__TASK TO COMPLETE__: The complete listing should be restated exactly.

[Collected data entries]
_ _ _ _ _ _ _

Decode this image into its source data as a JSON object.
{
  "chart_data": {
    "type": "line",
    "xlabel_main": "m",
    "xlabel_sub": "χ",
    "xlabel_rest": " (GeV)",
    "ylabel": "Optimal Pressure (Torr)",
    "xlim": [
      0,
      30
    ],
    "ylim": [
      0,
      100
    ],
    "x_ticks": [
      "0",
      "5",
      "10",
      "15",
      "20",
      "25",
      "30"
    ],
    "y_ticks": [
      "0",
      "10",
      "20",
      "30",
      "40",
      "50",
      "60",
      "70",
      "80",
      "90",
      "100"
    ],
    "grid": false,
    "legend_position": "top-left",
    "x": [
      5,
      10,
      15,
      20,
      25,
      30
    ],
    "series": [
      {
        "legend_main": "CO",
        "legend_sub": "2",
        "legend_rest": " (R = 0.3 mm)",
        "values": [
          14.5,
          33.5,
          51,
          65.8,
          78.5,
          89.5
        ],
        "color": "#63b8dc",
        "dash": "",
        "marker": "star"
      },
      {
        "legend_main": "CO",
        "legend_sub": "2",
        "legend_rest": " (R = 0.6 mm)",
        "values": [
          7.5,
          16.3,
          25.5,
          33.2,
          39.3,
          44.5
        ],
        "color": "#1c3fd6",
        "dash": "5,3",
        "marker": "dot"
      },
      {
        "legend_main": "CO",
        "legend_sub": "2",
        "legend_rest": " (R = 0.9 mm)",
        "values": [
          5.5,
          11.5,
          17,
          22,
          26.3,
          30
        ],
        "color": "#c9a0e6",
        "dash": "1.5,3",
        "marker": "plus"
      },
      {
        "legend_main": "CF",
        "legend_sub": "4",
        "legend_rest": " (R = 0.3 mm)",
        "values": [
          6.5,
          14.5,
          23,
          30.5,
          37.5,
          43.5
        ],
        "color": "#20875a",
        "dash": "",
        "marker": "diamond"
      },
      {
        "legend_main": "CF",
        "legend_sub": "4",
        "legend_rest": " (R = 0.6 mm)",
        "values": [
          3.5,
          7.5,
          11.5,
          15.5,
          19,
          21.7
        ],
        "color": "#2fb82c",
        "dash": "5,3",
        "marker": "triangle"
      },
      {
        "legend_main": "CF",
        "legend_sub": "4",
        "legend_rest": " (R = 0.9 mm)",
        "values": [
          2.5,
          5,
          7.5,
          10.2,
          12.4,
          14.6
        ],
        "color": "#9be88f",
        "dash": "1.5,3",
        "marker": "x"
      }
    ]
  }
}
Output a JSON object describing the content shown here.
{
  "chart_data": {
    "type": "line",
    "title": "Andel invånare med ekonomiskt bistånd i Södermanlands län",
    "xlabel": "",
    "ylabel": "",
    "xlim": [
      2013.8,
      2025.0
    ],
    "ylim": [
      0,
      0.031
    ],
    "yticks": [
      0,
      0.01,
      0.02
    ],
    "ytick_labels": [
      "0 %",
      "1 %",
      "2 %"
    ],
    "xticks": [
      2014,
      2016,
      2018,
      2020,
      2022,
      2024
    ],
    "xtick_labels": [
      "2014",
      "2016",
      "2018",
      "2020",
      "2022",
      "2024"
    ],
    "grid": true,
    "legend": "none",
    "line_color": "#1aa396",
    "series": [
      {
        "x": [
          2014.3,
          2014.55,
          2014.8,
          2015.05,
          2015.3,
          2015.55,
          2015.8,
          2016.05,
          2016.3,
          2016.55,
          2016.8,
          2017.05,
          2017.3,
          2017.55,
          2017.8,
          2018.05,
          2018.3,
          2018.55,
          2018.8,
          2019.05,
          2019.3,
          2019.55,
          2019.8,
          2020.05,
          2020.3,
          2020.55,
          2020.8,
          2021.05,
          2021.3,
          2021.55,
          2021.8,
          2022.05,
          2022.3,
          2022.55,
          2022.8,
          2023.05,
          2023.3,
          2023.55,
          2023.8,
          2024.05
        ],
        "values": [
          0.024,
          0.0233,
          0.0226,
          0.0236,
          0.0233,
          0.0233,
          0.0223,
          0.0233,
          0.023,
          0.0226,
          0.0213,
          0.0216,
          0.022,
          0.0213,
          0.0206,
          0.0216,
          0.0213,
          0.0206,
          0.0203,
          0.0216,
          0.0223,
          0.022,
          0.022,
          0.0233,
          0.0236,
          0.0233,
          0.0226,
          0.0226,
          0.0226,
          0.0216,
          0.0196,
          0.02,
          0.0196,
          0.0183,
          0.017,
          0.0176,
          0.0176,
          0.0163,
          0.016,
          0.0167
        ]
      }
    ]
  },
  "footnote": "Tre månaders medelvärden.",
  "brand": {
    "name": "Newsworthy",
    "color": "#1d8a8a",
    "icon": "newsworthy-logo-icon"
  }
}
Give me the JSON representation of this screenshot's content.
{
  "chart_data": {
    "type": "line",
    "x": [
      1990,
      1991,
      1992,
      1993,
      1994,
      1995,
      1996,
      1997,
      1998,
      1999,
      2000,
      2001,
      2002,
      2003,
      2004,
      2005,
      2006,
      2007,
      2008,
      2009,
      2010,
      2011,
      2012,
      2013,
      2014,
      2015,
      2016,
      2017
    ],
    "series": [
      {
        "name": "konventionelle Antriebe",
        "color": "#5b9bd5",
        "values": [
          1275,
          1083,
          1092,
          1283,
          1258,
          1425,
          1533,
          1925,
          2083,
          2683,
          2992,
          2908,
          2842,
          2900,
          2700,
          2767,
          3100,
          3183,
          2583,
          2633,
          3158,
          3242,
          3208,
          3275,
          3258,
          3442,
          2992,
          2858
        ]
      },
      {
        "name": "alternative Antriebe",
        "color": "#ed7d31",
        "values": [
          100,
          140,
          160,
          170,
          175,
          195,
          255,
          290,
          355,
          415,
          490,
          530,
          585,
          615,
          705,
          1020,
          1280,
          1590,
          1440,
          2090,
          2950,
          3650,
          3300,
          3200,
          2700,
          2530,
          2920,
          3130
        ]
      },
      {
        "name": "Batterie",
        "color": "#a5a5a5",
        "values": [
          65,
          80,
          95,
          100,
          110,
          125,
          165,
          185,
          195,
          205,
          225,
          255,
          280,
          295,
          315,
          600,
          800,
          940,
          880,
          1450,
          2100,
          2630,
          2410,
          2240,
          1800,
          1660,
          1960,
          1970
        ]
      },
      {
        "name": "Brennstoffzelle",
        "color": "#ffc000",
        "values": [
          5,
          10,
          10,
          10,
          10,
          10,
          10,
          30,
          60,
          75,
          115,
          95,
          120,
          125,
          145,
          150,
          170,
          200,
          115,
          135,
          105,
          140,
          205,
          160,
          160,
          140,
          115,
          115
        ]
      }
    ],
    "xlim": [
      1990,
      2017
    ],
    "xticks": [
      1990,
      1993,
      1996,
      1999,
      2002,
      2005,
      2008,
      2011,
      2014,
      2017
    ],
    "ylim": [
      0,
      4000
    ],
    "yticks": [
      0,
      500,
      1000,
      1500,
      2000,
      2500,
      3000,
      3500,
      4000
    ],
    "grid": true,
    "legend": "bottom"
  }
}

_ _ _ _ _ _ _

__RESPONSE TO THIS EXERCISE__:
Decode this image into its source data as a JSON object.
{
  "chart_data": {
    "type": "line",
    "xlabel_main": "m",
    "xlabel_sub": "χ",
    "xlabel_rest": " (GeV)",
    "ylabel": "Optimal Pressure (Torr)",
    "xlim": [
      0,
      30
    ],
    "ylim": [
      0,
      100
    ],
    "x_ticks": [
      "0",
      "5",
      "10",
      "15",
      "20",
      "25",
      "30"
    ],
    "y_ticks": [
      "0",
      "10",
      "20",
      "30",
      "40",
      "50",
      "60",
      "70",
      "80",
      "90",
      "100"
    ],
    "grid": false,
    "legend_position": "top-left",
    "x": [
      5,
      10,
      15,
      20,
      25,
      30
    ],
    "series": [
      {
        "legend_main": "CO",
        "legend_sub": "2",
        "legend_rest": " (R = 0.3 mm)",
        "values": [
          14.5,
          33.5,
          51,
          65.8,
          78.5,
          89.5
        ],
        "color": "#63b8dc",
        "dash": "",
        "marker": "star"
      },
      {
        "legend_main": "CO",
        "legend_sub": "2",
        "legend_rest": " (R = 0.6 mm)",
        "values": [
          7.5,
          16.3,
          25.5,
          33.2,
          39.3,
          44.5
        ],
        "color": "#1c3fd6",
        "dash": "5,3",
        "marker": "dot"
      },
      {
        "legend_main": "CO",
        "legend_sub": "2",
        "legend_rest": " (R = 0.9 mm)",
        "values": [
          5.5,
          11.5,
          17,
          22,
          26.3,
          30
        ],
        "color": "#c9a0e6",
        "dash": "1.5,3",
        "marker": "plus"
      },
      {
        "legend_main": "CF",
        "legend_sub": "4",
        "legend_rest": " (R = 0.3 mm)",
        "values": [
          6.5,
          14.5,
          23,
          30.5,
          37.5,
          43.5
        ],
        "color": "#20875a",
        "dash": "",
        "marker": "diamond"
      },
      {
        "legend_main": "CF",
        "legend_sub": "4",
        "legend_rest": " (R = 0.6 mm)",
        "values": [
          3.5,
          7.5,
          11.5,
          15.5,
          19,
          21.7
        ],
        "color": "#2fb82c",
        "dash": "5,3",
        "marker": "triangle"
      },
      {
        "legend_main": "CF",
        "legend_sub": "4",
        "legend_rest": " (R = 0.9 mm)",
        "values": [
          2.5,
          5,
          7.5,
          10.2,
          12.4,
          14.6
        ],
        "color": "#9be88f",
        "dash": "1.5,3",
        "marker": "x"
      }
    ]
  }
}
Output a JSON object describing the content shown here.
{
  "chart_data": {
    "type": "line",
    "title": "Andel invånare med ekonomiskt bistånd i Södermanlands län",
    "xlabel": "",
    "ylabel": "",
    "xlim": [
      2013.8,
      2025.0
    ],
    "ylim": [
      0,
      0.031
    ],
    "yticks": [
      0,
      0.01,
      0.02
    ],
    "ytick_labels": [
      "0 %",
      "1 %",
      "2 %"
    ],
    "xticks": [
      2014,
      2016,
      2018,
      2020,
      2022,
      2024
    ],
    "xtick_labels": [
      "2014",
      "2016",
      "2018",
      "2020",
      "2022",
      "2024"
    ],
    "grid": true,
    "legend": "none",
    "line_color": "#1aa396",
    "series": [
      {
        "x": [
          2014.3,
          2014.55,
          2014.8,
          2015.05,
          2015.3,
          2015.55,
          2015.8,
          2016.05,
          2016.3,
          2016.55,
          2016.8,
          2017.05,
          2017.3,
          2017.55,
          2017.8,
          2018.05,
          2018.3,
          2018.55,
          2018.8,
          2019.05,
          2019.3,
          2019.55,
          2019.8,
          2020.05,
          2020.3,
          2020.55,
          2020.8,
          2021.05,
          2021.3,
          2021.55,
          2021.8,
          2022.05,
          2022.3,
          2022.55,
          2022.8,
          2023.05,
          2023.3,
          2023.55,
          2023.8,
          2024.05
        ],
        "values": [
          0.024,
          0.0233,
          0.0226,
          0.0236,
          0.0233,
          0.0233,
          0.0223,
          0.0233,
          0.023,
          0.0226,
          0.0213,
          0.0216,
          0.022,
          0.0213,
          0.0206,
          0.0216,
          0.0213,
          0.0206,
          0.0203,
          0.0216,
          0.0223,
          0.022,
          0.022,
          0.0233,
          0.0236,
          0.0233,
          0.0226,
          0.0226,
          0.0226,
          0.0216,
          0.0196,
          0.02,
          0.0196,
          0.0183,
          0.017,
          0.0176,
          0.0176,
          0.0163,
          0.016,
          0.0167
        ]
      }
    ]
  },
  "footnote": "Tre månaders medelvärden.",
  "brand": {
    "name": "Newsworthy",
    "color": "#1d8a8a",
    "icon": "newsworthy-logo-icon"
  }
}
Give me the JSON representation of this screenshot's content.
{
  "chart_data": {
    "type": "line",
    "x": [
      1990,
      1991,
      1992,
      1993,
      1994,
      1995,
      1996,
      1997,
      1998,
      1999,
      2000,
      2001,
      2002,
      2003,
      2004,
      2005,
      2006,
      2007,
      2008,
      2009,
      2010,
      2011,
      2012,
      2013,
      2014,
      2015,
      2016,
      2017
    ],
    "series": [
      {
        "name": "konventionelle Antriebe",
        "color": "#5b9bd5",
        "values": [
          1275,
          1083,
          1092,
          1283,
          1258,
          1425,
          1533,
          1925,
          2083,
          2683,
          2992,
          2908,
          2842,
          2900,
          2700,
          2767,
          3100,
          3183,
          2583,
          2633,
          3158,
          3242,
          3208,
          3275,
          3258,
          3442,
          2992,
          2858
        ]
      },
      {
        "name": "alternative Antriebe",
        "color": "#ed7d31",
        "values": [
          100,
          140,
          160,
          170,
          175,
          195,
          255,
          290,
          355,
          415,
          490,
          530,
          585,
          615,
          705,
          1020,
          1280,
          1590,
          1440,
          2090,
          2950,
          3650,
          3300,
          3200,
          2700,
          2530,
          2920,
          3130
        ]
      },
      {
        "name": "Batterie",
        "color": "#a5a5a5",
        "values": [
          65,
          80,
          95,
          100,
          110,
          125,
          165,
          185,
          195,
          205,
          225,
          255,
          280,
          295,
          315,
          600,
          800,
          940,
          880,
          1450,
          2100,
          2630,
          2410,
          2240,
          1800,
          1660,
          1960,
          1970
        ]
      },
      {
        "name": "Brennstoffzelle",
        "color": "#ffc000",
        "values": [
          5,
          10,
          10,
          10,
          10,
          10,
          10,
          30,
          60,
          75,
          115,
          95,
          120,
          125,
          145,
          150,
          170,
          200,
          115,
          135,
          105,
          140,
          205,
          160,
          160,
          140,
          115,
          115
        ]
      }
    ],
    "xlim": [
      1990,
      2017
    ],
    "xticks": [
      1990,
      1993,
      1996,
      1999,
      2002,
      2005,
      2008,
      2011,
      2014,
      2017
    ],
    "ylim": [
      0,
      4000
    ],
    "yticks": [
      0,
      500,
      1000,
      1500,
      2000,
      2500,
      3000,
      3500,
      4000
    ],
    "grid": true,
    "legend": "bottom"
  }
}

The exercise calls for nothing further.